** start of Listed records **

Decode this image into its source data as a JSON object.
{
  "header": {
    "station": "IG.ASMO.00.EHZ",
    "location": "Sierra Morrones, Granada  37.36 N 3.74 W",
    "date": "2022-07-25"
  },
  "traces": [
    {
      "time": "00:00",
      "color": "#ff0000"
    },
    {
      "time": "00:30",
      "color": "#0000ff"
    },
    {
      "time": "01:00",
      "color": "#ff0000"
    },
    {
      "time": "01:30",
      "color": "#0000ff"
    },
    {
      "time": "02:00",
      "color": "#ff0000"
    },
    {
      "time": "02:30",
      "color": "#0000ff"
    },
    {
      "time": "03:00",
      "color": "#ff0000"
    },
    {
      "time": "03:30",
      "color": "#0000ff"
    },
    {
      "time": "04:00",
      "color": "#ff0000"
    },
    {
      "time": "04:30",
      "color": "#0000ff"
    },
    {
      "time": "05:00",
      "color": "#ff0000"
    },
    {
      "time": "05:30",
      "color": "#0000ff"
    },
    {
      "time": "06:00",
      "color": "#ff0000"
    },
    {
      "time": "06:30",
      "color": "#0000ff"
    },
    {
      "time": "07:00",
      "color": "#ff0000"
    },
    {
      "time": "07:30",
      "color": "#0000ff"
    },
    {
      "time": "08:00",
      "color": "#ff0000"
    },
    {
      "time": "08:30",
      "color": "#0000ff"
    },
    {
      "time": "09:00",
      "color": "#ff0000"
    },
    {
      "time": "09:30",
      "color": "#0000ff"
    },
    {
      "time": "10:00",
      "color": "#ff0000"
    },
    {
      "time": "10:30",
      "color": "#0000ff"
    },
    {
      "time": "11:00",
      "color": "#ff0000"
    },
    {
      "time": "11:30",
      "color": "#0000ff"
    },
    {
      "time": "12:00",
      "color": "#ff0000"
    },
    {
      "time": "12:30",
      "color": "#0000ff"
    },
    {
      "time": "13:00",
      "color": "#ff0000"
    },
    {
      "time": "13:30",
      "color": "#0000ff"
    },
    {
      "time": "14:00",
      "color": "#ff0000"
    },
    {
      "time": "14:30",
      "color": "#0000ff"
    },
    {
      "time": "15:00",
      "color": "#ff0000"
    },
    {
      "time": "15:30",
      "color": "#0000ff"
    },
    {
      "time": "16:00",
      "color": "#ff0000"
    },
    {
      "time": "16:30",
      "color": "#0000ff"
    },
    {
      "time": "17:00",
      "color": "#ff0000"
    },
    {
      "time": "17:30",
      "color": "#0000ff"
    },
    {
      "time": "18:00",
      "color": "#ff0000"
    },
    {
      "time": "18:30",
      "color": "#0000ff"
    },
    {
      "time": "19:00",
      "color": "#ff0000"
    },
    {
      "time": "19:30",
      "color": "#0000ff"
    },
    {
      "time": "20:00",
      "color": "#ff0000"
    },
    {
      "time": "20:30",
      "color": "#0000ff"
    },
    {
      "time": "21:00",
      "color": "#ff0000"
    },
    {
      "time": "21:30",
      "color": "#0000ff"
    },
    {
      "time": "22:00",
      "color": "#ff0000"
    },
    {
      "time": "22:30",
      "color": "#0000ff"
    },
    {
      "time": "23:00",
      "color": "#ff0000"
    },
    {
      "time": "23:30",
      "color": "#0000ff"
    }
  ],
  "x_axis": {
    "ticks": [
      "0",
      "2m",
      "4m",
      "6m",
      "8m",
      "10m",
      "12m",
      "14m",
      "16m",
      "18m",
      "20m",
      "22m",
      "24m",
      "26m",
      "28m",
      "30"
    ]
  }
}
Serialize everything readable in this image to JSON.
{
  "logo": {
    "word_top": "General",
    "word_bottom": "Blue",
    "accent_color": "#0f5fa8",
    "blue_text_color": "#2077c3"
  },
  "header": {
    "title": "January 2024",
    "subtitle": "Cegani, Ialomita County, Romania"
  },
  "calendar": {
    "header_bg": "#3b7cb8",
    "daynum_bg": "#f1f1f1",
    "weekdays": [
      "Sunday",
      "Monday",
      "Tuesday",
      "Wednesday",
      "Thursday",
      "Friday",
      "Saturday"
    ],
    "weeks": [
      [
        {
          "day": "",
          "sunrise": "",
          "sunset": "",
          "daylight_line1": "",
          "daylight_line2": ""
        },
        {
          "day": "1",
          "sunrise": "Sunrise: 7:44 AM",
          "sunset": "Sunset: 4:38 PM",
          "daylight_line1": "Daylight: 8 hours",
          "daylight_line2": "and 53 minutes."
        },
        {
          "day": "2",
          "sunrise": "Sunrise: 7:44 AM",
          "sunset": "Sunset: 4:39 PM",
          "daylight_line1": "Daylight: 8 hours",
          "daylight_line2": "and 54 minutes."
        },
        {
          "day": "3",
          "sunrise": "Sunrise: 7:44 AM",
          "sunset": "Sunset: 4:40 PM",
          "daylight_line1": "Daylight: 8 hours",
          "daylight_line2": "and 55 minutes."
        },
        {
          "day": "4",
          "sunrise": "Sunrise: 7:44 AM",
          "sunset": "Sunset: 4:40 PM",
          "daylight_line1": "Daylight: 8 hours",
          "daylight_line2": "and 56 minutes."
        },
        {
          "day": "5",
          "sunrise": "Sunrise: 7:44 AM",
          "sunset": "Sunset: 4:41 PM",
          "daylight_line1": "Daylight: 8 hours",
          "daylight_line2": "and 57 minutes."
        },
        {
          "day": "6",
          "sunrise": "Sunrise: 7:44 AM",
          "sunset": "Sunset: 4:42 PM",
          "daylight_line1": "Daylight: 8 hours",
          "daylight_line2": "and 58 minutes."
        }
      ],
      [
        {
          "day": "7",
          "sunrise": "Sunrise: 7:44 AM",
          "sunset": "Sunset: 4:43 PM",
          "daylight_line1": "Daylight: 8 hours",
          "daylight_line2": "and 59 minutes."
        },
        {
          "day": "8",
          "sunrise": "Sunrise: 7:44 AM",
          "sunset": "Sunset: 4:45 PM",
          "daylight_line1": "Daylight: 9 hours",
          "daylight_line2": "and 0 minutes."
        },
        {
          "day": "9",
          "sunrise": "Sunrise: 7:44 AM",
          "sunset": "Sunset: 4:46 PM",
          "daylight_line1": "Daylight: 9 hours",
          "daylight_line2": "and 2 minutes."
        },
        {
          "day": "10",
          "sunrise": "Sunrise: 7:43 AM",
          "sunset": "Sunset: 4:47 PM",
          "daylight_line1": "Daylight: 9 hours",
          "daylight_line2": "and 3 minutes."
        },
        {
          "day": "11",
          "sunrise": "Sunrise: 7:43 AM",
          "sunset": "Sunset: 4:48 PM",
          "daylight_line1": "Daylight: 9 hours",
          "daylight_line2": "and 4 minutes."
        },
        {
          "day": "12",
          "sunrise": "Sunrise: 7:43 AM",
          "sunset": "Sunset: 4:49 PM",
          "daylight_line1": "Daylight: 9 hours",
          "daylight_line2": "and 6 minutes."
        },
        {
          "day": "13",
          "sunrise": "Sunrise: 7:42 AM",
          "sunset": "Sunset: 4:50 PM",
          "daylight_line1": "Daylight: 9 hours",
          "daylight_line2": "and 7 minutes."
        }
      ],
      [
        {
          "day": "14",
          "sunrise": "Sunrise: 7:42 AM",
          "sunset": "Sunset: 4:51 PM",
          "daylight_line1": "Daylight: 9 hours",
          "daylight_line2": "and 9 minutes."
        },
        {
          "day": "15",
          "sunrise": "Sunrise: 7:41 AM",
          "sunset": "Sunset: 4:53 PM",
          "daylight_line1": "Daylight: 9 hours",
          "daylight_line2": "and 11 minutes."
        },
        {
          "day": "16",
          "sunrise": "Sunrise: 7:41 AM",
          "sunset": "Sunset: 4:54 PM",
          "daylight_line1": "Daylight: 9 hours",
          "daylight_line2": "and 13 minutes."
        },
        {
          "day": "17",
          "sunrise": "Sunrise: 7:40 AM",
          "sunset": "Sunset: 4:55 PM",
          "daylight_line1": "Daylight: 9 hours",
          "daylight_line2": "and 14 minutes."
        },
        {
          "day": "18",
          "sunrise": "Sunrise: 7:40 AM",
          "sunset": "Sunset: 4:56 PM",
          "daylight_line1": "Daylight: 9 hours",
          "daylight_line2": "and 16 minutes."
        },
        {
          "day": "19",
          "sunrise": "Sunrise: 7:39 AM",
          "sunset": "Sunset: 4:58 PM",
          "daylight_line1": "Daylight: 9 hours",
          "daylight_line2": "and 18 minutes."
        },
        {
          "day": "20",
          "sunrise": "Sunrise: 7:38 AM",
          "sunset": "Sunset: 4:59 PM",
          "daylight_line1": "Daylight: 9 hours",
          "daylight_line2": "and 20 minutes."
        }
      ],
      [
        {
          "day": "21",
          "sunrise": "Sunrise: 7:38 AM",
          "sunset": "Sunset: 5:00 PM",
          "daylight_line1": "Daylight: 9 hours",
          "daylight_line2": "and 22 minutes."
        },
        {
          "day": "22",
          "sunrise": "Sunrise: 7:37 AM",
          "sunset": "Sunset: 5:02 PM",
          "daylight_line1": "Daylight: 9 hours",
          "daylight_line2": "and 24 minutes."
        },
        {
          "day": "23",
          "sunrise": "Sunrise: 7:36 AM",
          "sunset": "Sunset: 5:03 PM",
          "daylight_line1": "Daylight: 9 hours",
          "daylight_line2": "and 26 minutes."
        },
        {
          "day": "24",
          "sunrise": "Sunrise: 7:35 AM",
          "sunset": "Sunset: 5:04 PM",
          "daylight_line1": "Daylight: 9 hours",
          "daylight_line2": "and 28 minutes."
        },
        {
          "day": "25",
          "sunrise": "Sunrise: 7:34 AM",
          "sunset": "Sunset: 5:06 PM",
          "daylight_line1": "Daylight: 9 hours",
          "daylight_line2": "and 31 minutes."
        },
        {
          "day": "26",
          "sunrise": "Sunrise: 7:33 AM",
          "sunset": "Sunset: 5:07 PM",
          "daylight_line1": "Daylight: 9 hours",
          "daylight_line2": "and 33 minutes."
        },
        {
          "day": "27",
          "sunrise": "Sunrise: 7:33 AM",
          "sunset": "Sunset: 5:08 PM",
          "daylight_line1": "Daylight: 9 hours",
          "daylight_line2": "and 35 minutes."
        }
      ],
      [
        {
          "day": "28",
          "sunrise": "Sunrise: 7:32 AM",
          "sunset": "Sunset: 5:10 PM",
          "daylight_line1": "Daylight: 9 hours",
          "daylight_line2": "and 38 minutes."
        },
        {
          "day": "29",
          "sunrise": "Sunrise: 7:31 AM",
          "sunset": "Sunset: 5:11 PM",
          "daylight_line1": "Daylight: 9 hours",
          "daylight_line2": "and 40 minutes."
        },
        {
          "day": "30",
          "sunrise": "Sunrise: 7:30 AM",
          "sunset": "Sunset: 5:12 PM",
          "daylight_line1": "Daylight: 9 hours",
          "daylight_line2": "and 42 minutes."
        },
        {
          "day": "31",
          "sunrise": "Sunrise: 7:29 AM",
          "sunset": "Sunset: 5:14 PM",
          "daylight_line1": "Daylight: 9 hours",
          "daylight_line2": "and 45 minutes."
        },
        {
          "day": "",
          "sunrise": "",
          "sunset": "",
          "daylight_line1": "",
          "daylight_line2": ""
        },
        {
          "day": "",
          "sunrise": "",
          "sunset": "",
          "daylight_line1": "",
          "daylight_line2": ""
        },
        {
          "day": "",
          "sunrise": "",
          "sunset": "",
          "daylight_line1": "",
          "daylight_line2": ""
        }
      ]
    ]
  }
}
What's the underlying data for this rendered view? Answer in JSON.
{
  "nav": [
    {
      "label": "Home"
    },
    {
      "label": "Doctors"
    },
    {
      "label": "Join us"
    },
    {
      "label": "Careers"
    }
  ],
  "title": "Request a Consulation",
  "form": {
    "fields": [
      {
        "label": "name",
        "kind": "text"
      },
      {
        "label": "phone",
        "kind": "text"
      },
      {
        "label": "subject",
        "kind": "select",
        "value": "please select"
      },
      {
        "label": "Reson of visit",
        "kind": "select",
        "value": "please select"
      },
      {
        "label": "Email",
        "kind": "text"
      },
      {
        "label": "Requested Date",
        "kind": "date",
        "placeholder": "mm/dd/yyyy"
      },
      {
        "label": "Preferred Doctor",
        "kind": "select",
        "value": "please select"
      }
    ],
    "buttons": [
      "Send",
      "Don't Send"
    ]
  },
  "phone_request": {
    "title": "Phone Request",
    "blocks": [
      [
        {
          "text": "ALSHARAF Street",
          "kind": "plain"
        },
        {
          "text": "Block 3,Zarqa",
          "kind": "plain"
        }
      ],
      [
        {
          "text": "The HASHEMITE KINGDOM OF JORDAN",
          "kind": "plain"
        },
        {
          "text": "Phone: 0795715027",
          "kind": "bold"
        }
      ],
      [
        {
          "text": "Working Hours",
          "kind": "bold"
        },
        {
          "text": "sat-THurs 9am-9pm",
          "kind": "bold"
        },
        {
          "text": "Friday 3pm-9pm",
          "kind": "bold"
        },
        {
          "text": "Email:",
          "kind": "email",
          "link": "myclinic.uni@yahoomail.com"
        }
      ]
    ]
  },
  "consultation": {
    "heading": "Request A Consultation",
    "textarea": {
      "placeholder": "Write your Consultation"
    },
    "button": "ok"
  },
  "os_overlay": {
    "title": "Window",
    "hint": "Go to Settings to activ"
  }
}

** end of Listed records **

→ **Task brief**:
Where a line holds the string "JSON", copy that line.

→ **Correct answer**:
Decode this image into its source data as a JSON object.
Serialize everything readable in this image to JSON.
What's the underlying data for this rendered view? Answer in JSON.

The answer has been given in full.